• GIVEN TASK: Leave out the images and repeat the listing below without a single change.

• EXTRACTED INFORMATION:
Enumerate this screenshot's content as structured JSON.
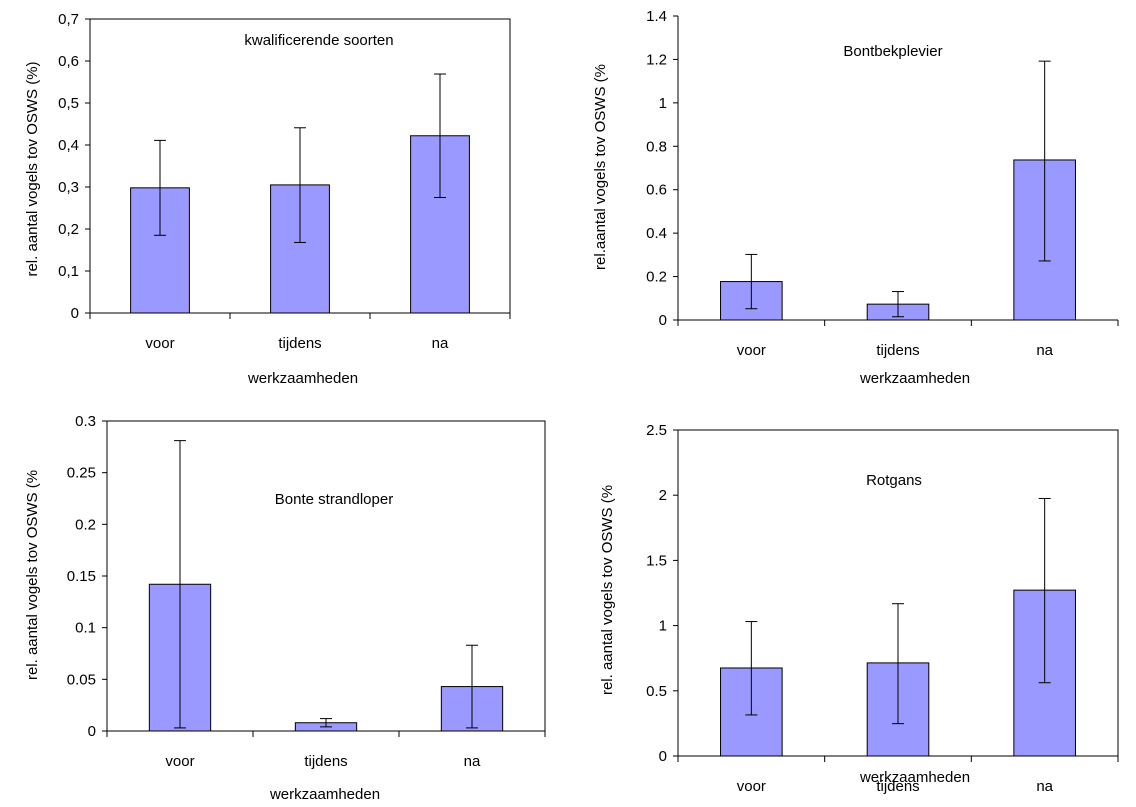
{
  "style": {
    "bar_fill": "#9999ff",
    "bar_stroke": "#000000",
    "plot_frame": "#000000",
    "background": "#ffffff"
  },
  "chart_data": [
    {
      "type": "bar",
      "title": "kwalificerende soorten",
      "xlabel": "werkzaamheden",
      "ylabel": "rel. aantal vogels tov OSWS (%)",
      "categories": [
        "voor",
        "tijdens",
        "na"
      ],
      "values": [
        0.298,
        0.305,
        0.422
      ],
      "error_low": [
        0.185,
        0.168,
        0.275
      ],
      "error_high": [
        0.411,
        0.441,
        0.569
      ],
      "ylim": [
        0,
        0.7
      ],
      "yticks": [
        0,
        0.1,
        0.2,
        0.3,
        0.4,
        0.5,
        0.6,
        0.7
      ],
      "ytick_labels": [
        "0",
        "0,1",
        "0,2",
        "0,3",
        "0,4",
        "0,5",
        "0,6",
        "0,7"
      ],
      "grid": false,
      "plot_frame": true
    },
    {
      "type": "bar",
      "title": "Bontbekplevier",
      "xlabel": "werkzaamheden",
      "ylabel": "rel.aantal vogels tov OSWS (%",
      "categories": [
        "voor",
        "tijdens",
        "na"
      ],
      "values": [
        0.177,
        0.073,
        0.737
      ],
      "error_low": [
        0.052,
        0.015,
        0.272
      ],
      "error_high": [
        0.302,
        0.131,
        1.192
      ],
      "ylim": [
        0,
        1.4
      ],
      "yticks": [
        0,
        0.2,
        0.4,
        0.6,
        0.8,
        1,
        1.2,
        1.4
      ],
      "ytick_labels": [
        "0",
        "0.2",
        "0.4",
        "0.6",
        "0.8",
        "1",
        "1.2",
        "1.4"
      ],
      "grid": false,
      "plot_frame": false
    },
    {
      "type": "bar",
      "title": "Bonte strandloper",
      "xlabel": "werkzaamheden",
      "ylabel": "rel. aantal vogels tov OSWS (%",
      "categories": [
        "voor",
        "tijdens",
        "na"
      ],
      "values": [
        0.142,
        0.008,
        0.043
      ],
      "error_low": [
        0.003,
        0.004,
        0.003
      ],
      "error_high": [
        0.281,
        0.012,
        0.083
      ],
      "ylim": [
        0,
        0.3
      ],
      "yticks": [
        0,
        0.05,
        0.1,
        0.15,
        0.2,
        0.25,
        0.3
      ],
      "ytick_labels": [
        "0",
        "0.05",
        "0.1",
        "0.15",
        "0.2",
        "0.25",
        "0.3"
      ],
      "grid": false,
      "plot_frame": true
    },
    {
      "type": "bar",
      "title": "Rotgans",
      "xlabel": "werkzaamheden",
      "ylabel": "rel. aantal vogels tov OSWS (%",
      "categories": [
        "voor",
        "tijdens",
        "na"
      ],
      "values": [
        0.675,
        0.714,
        1.272
      ],
      "error_low": [
        0.315,
        0.248,
        0.562
      ],
      "error_high": [
        1.031,
        1.168,
        1.975
      ],
      "ylim": [
        0,
        2.5
      ],
      "yticks": [
        0,
        0.5,
        1,
        1.5,
        2,
        2.5
      ],
      "ytick_labels": [
        "0",
        "0.5",
        "1",
        "1.5",
        "2",
        "2.5"
      ],
      "grid": false,
      "plot_frame": true
    }
  ]
}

• TASK RESULT:
Enumerate this screenshot's content as structured JSON.
{
  "style": {
    "bar_fill": "#9999ff",
    "bar_stroke": "#000000",
    "plot_frame": "#000000",
    "background": "#ffffff"
  },
  "chart_data": [
    {
      "type": "bar",
      "title": "kwalificerende soorten",
      "xlabel": "werkzaamheden",
      "ylabel": "rel. aantal vogels tov OSWS (%)",
      "categories": [
        "voor",
        "tijdens",
        "na"
      ],
      "values": [
        0.298,
        0.305,
        0.422
      ],
      "error_low": [
        0.185,
        0.168,
        0.275
      ],
      "error_high": [
        0.411,
        0.441,
        0.569
      ],
      "ylim": [
        0,
        0.7
      ],
      "yticks": [
        0,
        0.1,
        0.2,
        0.3,
        0.4,
        0.5,
        0.6,
        0.7
      ],
      "ytick_labels": [
        "0",
        "0,1",
        "0,2",
        "0,3",
        "0,4",
        "0,5",
        "0,6",
        "0,7"
      ],
      "grid": false,
      "plot_frame": true
    },
    {
      "type": "bar",
      "title": "Bontbekplevier",
      "xlabel": "werkzaamheden",
      "ylabel": "rel.aantal vogels tov OSWS (%",
      "categories": [
        "voor",
        "tijdens",
        "na"
      ],
      "values": [
        0.177,
        0.073,
        0.737
      ],
      "error_low": [
        0.052,
        0.015,
        0.272
      ],
      "error_high": [
        0.302,
        0.131,
        1.192
      ],
      "ylim": [
        0,
        1.4
      ],
      "yticks": [
        0,
        0.2,
        0.4,
        0.6,
        0.8,
        1,
        1.2,
        1.4
      ],
      "ytick_labels": [
        "0",
        "0.2",
        "0.4",
        "0.6",
        "0.8",
        "1",
        "1.2",
        "1.4"
      ],
      "grid": false,
      "plot_frame": false
    },
    {
      "type": "bar",
      "title": "Bonte strandloper",
      "xlabel": "werkzaamheden",
      "ylabel": "rel. aantal vogels tov OSWS (%",
      "categories": [
        "voor",
        "tijdens",
        "na"
      ],
      "values": [
        0.142,
        0.008,
        0.043
      ],
      "error_low": [
        0.003,
        0.004,
        0.003
      ],
      "error_high": [
        0.281,
        0.012,
        0.083
      ],
      "ylim": [
        0,
        0.3
      ],
      "yticks": [
        0,
        0.05,
        0.1,
        0.15,
        0.2,
        0.25,
        0.3
      ],
      "ytick_labels": [
        "0",
        "0.05",
        "0.1",
        "0.15",
        "0.2",
        "0.25",
        "0.3"
      ],
      "grid": false,
      "plot_frame": true
    },
    {
      "type": "bar",
      "title": "Rotgans",
      "xlabel": "werkzaamheden",
      "ylabel": "rel. aantal vogels tov OSWS (%",
      "categories": [
        "voor",
        "tijdens",
        "na"
      ],
      "values": [
        0.675,
        0.714,
        1.272
      ],
      "error_low": [
        0.315,
        0.248,
        0.562
      ],
      "error_high": [
        1.031,
        1.168,
        1.975
      ],
      "ylim": [
        0,
        2.5
      ],
      "yticks": [
        0,
        0.5,
        1,
        1.5,
        2,
        2.5
      ],
      "ytick_labels": [
        "0",
        "0.5",
        "1",
        "1.5",
        "2",
        "2.5"
      ],
      "grid": false,
      "plot_frame": true
    }
  ]
}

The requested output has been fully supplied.